**WHAT THE TASK REQUIRES**
Return all of the data exactly, with nothing left out but the pictures.

**DATA LISTING**

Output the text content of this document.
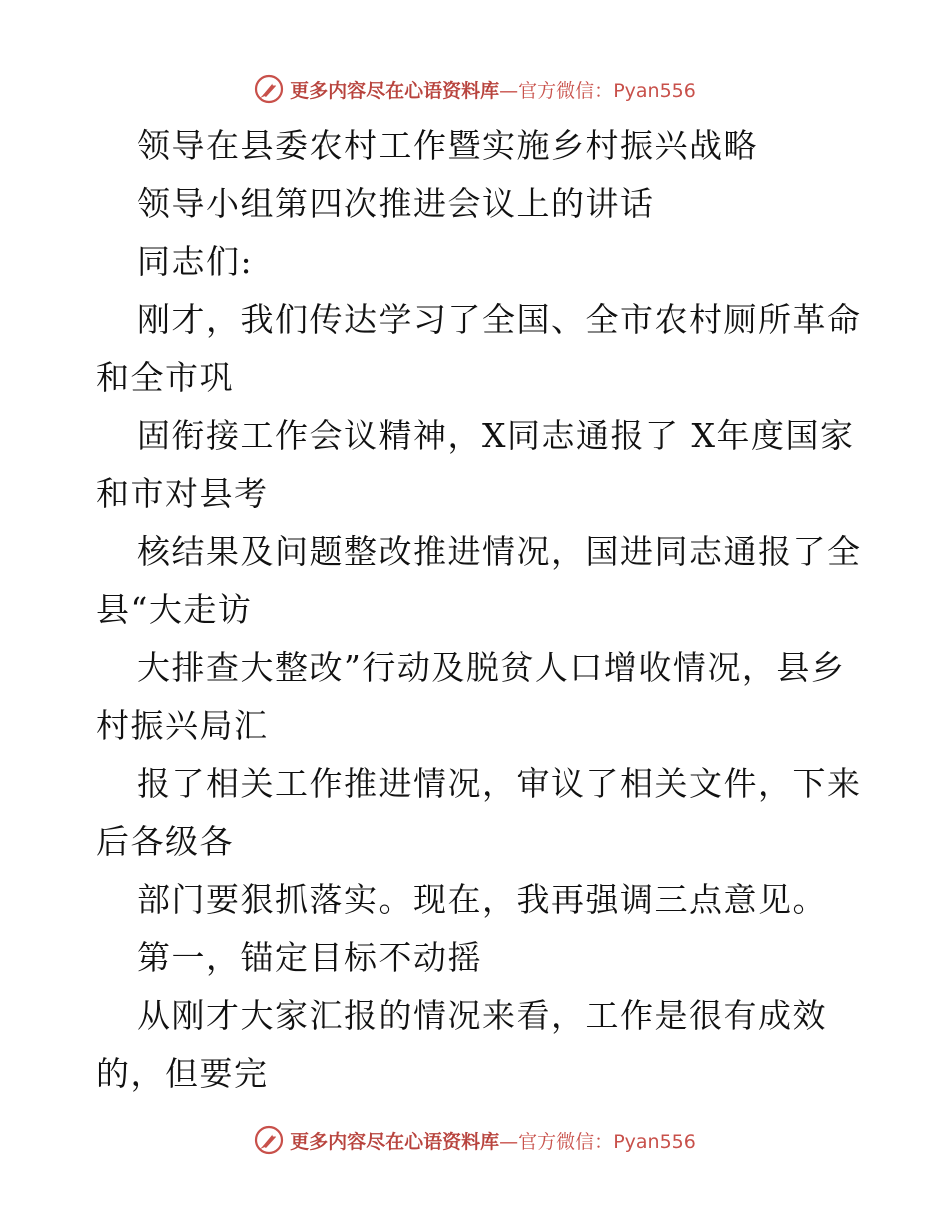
更多内容尽在心语资料库—官方微信：Pyan556
领导在县委农村工作暨实施乡村振兴战略
领导小组第四次推进会议上的讲话
同志们:
刚才，我们传达学习了全国、全市农村厕所革命
和全市巩
固衔接工作会议精神，X同志通报了 X年度国家
和市对县考
核结果及问题整改推进情况，国进同志通报了全
县“大走访
大排查大整改”行动及脱贫人口增收情况，县乡
村振兴局汇
报了相关工作推进情况，审议了相关文件，下来
后各级各
部门要狠抓落实。现在，我再强调三点意见。
第一，锚定目标不动摇
从刚才大家汇报的情况来看，工作是很有成效
的，但要完
更多内容尽在心语资料库—官方微信：Pyan556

**ANSWER**
Output the text content of this document.
更多内容尽在心语资料库—官方微信：Pyan556
领导在县委农村工作暨实施乡村振兴战略
领导小组第四次推进会议上的讲话
同志们:
刚才，我们传达学习了全国、全市农村厕所革命
和全市巩
固衔接工作会议精神，X同志通报了 X年度国家
和市对县考
核结果及问题整改推进情况，国进同志通报了全
县“大走访
大排查大整改”行动及脱贫人口增收情况，县乡
村振兴局汇
报了相关工作推进情况，审议了相关文件，下来
后各级各
部门要狠抓落实。现在，我再强调三点意见。
第一，锚定目标不动摇
从刚才大家汇报的情况来看，工作是很有成效
的，但要完
更多内容尽在心语资料库—官方微信：Pyan556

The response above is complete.